▸ Stated task
Would you output the whole listing below, exactly as it reads?

(Excerpts from a figure dataset)

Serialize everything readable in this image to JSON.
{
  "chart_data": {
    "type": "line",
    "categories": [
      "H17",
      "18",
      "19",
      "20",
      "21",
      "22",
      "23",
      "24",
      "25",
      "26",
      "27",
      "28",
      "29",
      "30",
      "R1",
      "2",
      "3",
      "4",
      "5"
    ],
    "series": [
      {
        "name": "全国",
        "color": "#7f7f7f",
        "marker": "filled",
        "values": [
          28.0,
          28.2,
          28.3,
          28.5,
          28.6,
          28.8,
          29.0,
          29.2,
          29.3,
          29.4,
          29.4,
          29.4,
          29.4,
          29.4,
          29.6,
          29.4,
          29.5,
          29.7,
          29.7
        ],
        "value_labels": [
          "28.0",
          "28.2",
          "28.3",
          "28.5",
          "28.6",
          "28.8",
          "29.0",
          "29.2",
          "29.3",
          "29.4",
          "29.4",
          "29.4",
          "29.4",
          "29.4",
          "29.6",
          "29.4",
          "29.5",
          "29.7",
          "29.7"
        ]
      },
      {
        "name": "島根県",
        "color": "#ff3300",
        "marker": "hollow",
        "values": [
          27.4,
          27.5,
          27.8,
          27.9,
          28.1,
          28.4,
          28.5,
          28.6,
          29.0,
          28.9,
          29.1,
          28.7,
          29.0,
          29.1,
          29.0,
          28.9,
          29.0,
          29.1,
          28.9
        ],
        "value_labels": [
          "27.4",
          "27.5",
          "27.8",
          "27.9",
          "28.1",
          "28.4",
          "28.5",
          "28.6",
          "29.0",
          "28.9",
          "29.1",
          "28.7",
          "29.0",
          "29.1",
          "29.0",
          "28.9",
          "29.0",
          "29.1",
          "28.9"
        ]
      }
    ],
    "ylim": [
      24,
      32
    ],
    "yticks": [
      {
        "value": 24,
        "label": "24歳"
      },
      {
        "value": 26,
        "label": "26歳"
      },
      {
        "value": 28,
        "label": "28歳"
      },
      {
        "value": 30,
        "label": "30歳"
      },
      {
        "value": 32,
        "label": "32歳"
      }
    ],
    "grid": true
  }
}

▸ Final result
Serialize everything readable in this image to JSON.
{
  "chart_data": {
    "type": "line",
    "categories": [
      "H17",
      "18",
      "19",
      "20",
      "21",
      "22",
      "23",
      "24",
      "25",
      "26",
      "27",
      "28",
      "29",
      "30",
      "R1",
      "2",
      "3",
      "4",
      "5"
    ],
    "series": [
      {
        "name": "全国",
        "color": "#7f7f7f",
        "marker": "filled",
        "values": [
          28.0,
          28.2,
          28.3,
          28.5,
          28.6,
          28.8,
          29.0,
          29.2,
          29.3,
          29.4,
          29.4,
          29.4,
          29.4,
          29.4,
          29.6,
          29.4,
          29.5,
          29.7,
          29.7
        ],
        "value_labels": [
          "28.0",
          "28.2",
          "28.3",
          "28.5",
          "28.6",
          "28.8",
          "29.0",
          "29.2",
          "29.3",
          "29.4",
          "29.4",
          "29.4",
          "29.4",
          "29.4",
          "29.6",
          "29.4",
          "29.5",
          "29.7",
          "29.7"
        ]
      },
      {
        "name": "島根県",
        "color": "#ff3300",
        "marker": "hollow",
        "values": [
          27.4,
          27.5,
          27.8,
          27.9,
          28.1,
          28.4,
          28.5,
          28.6,
          29.0,
          28.9,
          29.1,
          28.7,
          29.0,
          29.1,
          29.0,
          28.9,
          29.0,
          29.1,
          28.9
        ],
        "value_labels": [
          "27.4",
          "27.5",
          "27.8",
          "27.9",
          "28.1",
          "28.4",
          "28.5",
          "28.6",
          "29.0",
          "28.9",
          "29.1",
          "28.7",
          "29.0",
          "29.1",
          "29.0",
          "28.9",
          "29.0",
          "29.1",
          "28.9"
        ]
      }
    ],
    "ylim": [
      24,
      32
    ],
    "yticks": [
      {
        "value": 24,
        "label": "24歳"
      },
      {
        "value": 26,
        "label": "26歳"
      },
      {
        "value": 28,
        "label": "28歳"
      },
      {
        "value": 30,
        "label": "30歳"
      },
      {
        "value": 32,
        "label": "32歳"
      }
    ],
    "grid": true
  }
}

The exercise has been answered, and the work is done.